(Data excerpts)
┌──

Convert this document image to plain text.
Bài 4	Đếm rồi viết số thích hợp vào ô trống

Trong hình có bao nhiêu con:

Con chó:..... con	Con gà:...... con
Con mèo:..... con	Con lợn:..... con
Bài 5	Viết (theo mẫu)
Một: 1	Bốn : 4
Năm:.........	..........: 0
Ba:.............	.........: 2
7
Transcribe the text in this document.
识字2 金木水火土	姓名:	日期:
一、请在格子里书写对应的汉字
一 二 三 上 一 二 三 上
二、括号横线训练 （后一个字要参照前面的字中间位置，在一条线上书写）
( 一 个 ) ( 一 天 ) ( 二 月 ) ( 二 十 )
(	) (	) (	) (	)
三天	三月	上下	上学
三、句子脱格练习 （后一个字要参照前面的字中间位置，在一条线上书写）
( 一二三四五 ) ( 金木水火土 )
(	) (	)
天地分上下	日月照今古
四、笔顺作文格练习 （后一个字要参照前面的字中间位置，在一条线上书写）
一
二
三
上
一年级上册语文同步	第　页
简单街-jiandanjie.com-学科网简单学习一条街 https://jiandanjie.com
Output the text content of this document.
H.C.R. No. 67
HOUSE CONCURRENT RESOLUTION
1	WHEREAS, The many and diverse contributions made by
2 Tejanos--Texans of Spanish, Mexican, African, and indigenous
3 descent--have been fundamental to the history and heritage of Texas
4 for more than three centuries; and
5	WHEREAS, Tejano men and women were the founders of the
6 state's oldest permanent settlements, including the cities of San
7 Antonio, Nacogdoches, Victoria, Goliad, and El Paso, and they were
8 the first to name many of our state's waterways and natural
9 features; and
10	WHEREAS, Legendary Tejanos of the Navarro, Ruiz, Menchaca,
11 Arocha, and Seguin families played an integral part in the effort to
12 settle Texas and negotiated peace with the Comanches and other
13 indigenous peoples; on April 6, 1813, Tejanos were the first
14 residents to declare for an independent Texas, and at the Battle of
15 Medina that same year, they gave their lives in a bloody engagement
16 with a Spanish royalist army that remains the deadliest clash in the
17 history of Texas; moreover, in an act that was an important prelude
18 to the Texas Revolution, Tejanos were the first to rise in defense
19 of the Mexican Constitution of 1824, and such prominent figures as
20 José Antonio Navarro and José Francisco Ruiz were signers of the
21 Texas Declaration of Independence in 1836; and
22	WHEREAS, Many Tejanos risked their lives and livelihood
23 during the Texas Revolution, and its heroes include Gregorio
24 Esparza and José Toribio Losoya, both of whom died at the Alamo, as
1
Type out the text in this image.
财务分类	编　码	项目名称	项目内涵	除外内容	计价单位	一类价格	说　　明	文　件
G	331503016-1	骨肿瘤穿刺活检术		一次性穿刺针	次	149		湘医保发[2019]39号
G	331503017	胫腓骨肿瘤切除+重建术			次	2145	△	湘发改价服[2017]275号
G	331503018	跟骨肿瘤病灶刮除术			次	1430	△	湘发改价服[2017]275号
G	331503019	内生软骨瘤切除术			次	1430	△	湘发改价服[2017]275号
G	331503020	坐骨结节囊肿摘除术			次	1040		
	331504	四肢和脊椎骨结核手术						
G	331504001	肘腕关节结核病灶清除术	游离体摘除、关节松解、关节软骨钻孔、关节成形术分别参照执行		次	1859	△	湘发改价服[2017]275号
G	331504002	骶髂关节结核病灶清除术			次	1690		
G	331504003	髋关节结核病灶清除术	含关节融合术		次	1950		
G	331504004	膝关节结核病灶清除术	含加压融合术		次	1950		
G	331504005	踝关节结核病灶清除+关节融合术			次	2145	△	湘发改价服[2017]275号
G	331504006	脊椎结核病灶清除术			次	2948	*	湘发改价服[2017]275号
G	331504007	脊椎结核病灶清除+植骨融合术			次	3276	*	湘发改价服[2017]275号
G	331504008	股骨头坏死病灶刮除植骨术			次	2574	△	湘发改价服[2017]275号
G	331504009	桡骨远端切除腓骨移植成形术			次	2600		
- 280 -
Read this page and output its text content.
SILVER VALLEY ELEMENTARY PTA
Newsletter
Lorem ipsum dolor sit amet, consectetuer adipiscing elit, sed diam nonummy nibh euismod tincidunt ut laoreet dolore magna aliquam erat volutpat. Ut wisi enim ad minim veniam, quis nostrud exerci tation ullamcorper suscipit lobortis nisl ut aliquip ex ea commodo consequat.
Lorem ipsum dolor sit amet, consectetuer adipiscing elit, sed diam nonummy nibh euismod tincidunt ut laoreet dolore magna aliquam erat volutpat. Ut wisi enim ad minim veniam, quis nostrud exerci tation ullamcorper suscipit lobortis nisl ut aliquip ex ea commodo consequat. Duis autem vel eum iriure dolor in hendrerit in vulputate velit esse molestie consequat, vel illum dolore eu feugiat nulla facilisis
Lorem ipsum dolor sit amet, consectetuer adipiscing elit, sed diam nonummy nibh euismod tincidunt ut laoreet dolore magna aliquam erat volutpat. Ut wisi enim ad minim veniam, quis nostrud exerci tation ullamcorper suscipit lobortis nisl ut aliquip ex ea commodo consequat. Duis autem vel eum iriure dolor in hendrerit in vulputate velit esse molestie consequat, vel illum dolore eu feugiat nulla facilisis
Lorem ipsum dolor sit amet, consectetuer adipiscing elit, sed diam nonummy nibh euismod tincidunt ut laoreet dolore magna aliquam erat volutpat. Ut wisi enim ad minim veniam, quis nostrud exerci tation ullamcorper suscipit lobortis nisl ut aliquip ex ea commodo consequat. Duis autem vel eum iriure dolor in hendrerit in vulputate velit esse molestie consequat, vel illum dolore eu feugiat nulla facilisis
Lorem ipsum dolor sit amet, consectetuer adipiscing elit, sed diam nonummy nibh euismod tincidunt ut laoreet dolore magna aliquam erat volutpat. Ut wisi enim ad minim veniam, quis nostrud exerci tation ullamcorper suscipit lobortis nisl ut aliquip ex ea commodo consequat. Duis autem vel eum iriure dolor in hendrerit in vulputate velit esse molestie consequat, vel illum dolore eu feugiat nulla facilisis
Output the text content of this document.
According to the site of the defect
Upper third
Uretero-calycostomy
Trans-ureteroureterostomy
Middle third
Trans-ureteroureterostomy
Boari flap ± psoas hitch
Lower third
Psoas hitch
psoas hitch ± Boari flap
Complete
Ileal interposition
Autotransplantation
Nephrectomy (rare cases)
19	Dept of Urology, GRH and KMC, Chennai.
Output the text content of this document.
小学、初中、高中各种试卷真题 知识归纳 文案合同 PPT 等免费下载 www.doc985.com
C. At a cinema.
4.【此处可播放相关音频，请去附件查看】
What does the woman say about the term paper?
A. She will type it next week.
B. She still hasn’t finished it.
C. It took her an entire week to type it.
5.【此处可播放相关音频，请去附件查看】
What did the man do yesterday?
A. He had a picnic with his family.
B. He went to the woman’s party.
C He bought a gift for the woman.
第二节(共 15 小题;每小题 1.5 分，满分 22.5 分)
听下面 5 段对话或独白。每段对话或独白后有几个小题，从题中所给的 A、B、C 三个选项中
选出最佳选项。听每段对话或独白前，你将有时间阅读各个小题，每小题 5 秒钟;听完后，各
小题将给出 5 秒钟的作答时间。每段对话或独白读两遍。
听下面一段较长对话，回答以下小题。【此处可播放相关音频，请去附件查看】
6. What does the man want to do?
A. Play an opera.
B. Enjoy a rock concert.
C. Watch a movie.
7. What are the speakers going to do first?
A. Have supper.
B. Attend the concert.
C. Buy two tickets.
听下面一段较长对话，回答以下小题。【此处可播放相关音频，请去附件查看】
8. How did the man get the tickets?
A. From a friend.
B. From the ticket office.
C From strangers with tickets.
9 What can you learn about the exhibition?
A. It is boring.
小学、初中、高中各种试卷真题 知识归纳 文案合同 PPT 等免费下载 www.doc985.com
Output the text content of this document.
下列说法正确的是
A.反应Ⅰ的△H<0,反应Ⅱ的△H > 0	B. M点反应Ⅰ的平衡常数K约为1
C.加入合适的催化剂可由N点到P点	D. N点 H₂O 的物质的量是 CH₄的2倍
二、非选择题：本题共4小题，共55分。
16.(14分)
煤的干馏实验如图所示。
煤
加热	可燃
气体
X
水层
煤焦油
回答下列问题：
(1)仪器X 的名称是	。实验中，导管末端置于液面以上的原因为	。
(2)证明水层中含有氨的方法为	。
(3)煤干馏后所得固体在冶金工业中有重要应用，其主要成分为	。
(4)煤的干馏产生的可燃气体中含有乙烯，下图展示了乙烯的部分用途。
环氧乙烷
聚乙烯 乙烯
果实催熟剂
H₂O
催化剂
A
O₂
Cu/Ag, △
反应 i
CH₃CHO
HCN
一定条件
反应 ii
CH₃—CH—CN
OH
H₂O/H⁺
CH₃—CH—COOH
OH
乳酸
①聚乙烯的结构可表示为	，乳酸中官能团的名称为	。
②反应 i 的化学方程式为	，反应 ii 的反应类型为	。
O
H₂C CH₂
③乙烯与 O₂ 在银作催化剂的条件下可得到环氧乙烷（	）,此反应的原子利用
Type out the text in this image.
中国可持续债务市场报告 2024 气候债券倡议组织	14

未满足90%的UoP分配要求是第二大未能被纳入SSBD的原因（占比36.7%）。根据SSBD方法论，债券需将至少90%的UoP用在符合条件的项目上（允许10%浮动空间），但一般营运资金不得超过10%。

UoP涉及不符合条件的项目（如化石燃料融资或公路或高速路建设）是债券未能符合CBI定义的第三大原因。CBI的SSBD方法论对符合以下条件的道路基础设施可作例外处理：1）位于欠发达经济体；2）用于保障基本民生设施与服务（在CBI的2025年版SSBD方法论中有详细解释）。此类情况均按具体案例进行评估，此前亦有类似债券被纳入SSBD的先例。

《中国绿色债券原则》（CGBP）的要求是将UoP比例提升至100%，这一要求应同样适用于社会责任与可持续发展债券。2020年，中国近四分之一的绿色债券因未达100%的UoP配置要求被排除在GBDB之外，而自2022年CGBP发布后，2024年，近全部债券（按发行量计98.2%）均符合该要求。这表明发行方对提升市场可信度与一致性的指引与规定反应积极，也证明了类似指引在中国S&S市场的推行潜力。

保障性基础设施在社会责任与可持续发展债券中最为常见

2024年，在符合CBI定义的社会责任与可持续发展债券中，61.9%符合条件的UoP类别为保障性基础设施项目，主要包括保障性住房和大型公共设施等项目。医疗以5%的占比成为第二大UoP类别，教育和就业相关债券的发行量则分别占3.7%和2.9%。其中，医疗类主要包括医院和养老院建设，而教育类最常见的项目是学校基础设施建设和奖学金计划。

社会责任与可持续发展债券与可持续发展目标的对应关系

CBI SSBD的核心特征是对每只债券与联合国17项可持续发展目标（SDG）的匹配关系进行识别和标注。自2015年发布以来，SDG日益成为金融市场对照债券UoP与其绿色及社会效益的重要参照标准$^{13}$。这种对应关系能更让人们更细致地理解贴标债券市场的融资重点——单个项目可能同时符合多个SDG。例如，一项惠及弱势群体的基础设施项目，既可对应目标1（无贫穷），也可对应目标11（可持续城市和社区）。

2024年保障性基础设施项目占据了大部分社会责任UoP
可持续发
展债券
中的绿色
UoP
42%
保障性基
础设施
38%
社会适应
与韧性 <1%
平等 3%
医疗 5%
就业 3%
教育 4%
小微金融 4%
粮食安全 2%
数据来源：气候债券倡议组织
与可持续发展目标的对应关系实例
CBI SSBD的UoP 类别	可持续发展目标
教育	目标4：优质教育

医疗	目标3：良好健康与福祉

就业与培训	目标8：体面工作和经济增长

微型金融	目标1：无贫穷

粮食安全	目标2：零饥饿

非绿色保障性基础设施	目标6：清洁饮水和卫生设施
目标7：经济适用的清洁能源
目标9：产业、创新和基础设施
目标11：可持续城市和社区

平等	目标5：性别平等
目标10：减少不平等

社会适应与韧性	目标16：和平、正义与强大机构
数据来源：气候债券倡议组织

└──

→ WHAT IS NEEDED
From the entries above, copy every line containing the word "José".

→ SOLVED EXERCISE
20 José Antonio Navarro and José Francisco Ruiz were signers of the
24 Esparza and José Toribio Losoya, both of whom died at the Alamo, as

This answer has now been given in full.